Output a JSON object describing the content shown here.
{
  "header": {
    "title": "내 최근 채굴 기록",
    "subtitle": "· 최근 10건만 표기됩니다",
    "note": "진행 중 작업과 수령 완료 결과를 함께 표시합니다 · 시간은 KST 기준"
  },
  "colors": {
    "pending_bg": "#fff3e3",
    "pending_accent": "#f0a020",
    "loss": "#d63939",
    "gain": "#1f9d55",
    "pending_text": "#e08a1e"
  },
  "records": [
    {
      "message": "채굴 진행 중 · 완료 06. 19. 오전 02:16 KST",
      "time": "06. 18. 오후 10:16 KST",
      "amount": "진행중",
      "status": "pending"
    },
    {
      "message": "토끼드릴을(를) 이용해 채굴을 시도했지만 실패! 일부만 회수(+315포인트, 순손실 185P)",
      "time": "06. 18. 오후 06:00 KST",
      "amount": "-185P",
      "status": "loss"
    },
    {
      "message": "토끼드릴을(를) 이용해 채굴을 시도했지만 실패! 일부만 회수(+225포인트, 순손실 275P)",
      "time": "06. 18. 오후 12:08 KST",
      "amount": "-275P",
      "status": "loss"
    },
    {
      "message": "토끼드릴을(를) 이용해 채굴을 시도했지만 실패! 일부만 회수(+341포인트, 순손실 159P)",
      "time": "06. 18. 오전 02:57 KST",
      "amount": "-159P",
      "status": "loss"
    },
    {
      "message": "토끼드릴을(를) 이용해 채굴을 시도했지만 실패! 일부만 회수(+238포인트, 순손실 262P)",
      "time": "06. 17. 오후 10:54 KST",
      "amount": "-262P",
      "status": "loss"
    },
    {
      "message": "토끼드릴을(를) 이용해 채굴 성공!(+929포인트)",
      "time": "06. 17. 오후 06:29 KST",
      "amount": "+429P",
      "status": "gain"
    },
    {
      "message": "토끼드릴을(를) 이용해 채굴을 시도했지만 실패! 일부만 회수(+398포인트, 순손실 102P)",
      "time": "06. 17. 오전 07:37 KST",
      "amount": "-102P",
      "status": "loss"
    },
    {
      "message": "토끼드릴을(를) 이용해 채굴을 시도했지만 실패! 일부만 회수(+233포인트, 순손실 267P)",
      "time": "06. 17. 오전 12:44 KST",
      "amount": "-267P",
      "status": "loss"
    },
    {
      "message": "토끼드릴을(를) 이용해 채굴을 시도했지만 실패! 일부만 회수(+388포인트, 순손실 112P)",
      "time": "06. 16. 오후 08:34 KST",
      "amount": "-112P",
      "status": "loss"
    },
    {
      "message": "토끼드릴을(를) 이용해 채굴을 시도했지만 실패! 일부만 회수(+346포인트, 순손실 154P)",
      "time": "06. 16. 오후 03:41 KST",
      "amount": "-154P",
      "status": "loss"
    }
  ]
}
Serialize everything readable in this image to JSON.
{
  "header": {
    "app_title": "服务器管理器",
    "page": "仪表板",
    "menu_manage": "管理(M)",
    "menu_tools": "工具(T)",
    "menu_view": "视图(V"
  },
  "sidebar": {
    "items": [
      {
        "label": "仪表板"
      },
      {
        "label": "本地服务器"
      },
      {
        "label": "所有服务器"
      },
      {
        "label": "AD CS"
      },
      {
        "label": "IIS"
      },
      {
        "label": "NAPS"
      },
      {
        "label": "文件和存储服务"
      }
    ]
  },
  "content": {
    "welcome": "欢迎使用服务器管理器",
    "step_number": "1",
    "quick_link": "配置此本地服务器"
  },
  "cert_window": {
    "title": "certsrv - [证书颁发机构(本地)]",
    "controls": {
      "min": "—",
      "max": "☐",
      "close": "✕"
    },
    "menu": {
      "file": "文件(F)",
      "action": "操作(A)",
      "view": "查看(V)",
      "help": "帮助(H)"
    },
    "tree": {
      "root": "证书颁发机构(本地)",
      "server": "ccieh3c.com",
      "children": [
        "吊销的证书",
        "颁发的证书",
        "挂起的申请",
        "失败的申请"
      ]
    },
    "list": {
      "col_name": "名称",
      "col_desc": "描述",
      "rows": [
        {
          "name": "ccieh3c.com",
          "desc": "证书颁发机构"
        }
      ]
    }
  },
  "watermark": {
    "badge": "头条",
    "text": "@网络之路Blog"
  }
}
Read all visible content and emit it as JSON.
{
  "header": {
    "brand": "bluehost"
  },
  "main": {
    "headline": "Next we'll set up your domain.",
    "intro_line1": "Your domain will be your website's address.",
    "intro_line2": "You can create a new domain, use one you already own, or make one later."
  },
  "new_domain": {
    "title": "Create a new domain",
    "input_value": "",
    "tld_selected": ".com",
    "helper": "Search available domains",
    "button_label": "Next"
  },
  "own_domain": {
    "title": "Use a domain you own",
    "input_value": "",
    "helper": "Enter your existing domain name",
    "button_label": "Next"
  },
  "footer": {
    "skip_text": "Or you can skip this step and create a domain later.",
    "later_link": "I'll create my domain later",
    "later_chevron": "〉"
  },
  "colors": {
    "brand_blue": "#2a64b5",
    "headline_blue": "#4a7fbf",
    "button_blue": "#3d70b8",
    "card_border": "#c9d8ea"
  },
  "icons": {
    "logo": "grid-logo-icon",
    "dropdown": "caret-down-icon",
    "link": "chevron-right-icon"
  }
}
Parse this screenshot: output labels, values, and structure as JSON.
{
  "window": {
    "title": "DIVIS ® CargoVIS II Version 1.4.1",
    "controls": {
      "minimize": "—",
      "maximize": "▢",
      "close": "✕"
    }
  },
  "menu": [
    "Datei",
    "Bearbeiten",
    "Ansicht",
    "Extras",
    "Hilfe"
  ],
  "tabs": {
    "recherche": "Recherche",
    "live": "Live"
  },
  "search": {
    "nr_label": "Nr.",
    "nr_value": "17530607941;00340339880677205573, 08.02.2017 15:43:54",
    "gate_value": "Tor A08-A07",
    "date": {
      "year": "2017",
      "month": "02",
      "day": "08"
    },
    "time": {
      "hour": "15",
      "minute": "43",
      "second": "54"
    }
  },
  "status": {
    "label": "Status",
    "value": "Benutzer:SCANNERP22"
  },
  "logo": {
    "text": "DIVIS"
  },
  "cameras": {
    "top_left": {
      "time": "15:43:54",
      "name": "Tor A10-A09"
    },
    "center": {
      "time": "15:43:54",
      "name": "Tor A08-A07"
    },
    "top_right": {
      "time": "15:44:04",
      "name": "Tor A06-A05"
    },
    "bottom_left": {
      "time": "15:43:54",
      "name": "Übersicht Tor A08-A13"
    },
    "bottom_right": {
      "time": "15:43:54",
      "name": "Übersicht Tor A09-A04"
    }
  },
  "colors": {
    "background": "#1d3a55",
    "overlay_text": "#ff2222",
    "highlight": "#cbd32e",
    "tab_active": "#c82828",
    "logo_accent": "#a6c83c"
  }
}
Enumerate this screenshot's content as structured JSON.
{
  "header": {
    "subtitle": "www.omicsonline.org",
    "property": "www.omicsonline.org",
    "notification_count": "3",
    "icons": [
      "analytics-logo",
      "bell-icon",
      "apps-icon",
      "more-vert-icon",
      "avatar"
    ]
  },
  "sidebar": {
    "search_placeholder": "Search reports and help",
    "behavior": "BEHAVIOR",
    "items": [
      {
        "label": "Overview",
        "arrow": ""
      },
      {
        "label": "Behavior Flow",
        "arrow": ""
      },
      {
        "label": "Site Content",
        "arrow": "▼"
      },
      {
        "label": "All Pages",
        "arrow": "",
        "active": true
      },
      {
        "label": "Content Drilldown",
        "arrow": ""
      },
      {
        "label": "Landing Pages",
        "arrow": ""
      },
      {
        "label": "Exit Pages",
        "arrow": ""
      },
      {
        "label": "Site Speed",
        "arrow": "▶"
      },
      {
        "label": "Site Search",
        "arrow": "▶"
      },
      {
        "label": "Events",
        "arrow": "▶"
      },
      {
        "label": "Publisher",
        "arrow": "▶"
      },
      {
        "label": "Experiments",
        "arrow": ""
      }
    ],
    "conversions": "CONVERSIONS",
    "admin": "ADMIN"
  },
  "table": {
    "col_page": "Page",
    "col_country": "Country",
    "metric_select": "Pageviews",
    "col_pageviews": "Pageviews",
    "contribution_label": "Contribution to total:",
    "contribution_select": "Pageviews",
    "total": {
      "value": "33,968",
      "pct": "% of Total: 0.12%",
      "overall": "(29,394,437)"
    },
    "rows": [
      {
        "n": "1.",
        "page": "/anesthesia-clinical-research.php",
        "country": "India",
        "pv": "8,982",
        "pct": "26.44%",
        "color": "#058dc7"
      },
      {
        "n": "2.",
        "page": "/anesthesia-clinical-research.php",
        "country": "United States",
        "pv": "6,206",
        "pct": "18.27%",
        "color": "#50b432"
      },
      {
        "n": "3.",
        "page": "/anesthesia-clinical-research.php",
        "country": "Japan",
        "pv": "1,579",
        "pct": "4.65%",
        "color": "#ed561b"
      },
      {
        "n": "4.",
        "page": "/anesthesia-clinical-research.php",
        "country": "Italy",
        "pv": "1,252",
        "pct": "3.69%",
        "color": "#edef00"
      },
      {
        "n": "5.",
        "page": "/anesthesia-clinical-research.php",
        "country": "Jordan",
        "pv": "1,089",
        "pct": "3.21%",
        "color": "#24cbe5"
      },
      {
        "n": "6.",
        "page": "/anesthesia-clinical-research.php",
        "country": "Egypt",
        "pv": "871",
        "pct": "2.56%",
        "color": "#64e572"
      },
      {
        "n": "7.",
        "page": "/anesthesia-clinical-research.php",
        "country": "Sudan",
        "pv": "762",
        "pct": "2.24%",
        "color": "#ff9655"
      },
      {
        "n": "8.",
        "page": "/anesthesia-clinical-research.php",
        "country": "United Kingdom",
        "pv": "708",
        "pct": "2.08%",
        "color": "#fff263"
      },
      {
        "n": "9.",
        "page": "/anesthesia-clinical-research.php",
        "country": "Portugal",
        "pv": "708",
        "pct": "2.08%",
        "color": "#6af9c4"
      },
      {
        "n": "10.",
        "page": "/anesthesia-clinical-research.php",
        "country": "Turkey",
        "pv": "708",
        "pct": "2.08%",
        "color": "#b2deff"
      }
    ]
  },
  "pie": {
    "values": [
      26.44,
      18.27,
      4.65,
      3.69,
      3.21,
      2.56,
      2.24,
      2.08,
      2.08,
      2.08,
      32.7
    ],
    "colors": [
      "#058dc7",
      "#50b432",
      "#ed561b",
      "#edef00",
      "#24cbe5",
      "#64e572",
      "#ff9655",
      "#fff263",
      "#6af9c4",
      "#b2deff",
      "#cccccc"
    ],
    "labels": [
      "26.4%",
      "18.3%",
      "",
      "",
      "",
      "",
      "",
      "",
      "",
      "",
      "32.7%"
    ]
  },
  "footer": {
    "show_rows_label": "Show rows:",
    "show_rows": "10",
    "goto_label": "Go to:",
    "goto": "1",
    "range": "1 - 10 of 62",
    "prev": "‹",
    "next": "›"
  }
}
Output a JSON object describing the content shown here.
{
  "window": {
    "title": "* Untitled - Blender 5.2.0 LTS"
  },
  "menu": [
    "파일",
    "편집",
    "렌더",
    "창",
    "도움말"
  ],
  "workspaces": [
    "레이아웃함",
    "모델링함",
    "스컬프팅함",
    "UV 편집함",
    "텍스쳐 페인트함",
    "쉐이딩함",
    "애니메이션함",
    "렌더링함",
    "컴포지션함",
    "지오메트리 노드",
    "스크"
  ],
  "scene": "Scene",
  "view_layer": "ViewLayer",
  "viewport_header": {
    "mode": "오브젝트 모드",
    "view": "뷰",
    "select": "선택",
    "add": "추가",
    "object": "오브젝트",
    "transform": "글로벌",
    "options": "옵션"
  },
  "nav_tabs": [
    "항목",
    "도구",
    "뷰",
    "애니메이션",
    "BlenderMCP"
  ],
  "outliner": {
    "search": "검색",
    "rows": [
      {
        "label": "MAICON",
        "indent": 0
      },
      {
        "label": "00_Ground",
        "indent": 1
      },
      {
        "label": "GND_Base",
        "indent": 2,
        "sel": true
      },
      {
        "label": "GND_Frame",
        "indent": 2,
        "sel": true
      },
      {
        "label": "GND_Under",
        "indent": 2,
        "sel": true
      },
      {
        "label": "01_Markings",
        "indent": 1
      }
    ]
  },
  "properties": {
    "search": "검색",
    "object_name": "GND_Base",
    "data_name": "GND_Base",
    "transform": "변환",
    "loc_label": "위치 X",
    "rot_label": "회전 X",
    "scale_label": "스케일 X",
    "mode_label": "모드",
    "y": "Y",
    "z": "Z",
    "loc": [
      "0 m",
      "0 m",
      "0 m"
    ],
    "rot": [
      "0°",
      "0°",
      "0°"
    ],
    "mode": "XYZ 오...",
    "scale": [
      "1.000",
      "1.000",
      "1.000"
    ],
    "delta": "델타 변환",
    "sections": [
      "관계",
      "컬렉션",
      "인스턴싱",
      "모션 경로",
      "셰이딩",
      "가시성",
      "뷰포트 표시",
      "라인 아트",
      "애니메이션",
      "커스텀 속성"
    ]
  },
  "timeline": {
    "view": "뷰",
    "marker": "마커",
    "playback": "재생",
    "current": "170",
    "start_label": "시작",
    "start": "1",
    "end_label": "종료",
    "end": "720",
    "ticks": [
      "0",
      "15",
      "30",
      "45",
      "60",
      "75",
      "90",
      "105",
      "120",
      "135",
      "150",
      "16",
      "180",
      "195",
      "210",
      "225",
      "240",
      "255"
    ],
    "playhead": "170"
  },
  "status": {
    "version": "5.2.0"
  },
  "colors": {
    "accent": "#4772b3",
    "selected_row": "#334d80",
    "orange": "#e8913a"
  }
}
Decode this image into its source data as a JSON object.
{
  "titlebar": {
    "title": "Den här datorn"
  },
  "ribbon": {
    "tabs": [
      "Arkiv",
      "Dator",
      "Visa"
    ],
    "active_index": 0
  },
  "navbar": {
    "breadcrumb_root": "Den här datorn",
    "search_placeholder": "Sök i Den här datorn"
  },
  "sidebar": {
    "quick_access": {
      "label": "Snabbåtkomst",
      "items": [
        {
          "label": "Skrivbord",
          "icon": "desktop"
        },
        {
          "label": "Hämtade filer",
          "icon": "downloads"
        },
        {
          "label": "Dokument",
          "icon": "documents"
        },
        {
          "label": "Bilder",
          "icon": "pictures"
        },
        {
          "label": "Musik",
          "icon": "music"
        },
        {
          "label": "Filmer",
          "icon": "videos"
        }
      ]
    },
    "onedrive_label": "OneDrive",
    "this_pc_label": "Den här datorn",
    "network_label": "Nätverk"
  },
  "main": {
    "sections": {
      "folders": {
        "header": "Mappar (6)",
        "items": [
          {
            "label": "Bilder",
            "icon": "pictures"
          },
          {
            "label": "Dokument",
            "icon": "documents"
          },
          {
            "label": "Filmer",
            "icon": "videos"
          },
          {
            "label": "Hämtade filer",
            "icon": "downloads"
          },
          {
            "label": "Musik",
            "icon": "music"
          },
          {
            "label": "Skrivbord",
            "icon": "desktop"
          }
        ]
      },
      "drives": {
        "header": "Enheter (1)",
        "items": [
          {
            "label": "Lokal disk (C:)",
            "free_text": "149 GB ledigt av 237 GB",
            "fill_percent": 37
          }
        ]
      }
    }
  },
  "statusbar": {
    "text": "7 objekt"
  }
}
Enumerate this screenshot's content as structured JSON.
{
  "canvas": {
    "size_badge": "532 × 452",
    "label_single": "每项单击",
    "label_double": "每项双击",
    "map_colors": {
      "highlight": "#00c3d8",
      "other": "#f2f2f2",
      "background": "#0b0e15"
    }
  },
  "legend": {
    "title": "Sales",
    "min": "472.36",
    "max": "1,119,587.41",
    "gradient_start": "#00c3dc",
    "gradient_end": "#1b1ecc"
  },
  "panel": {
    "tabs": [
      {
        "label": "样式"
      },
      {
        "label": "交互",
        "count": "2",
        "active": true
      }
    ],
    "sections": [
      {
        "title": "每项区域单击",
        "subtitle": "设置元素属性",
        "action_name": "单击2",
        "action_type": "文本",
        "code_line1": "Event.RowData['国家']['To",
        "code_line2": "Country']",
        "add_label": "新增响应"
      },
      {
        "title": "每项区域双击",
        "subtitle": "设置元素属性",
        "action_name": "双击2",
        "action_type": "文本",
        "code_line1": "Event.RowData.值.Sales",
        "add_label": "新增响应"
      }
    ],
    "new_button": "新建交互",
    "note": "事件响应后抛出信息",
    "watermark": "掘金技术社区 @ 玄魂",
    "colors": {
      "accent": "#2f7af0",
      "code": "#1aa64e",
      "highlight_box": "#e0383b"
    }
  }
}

▶ [BRIEF] Check each line above for the string "Übersicht" and show the ones that have it.

▶ [OUTPUT]
      "name": "Übersicht Tor A08-A13"
      "name": "Übersicht Tor A09-A04"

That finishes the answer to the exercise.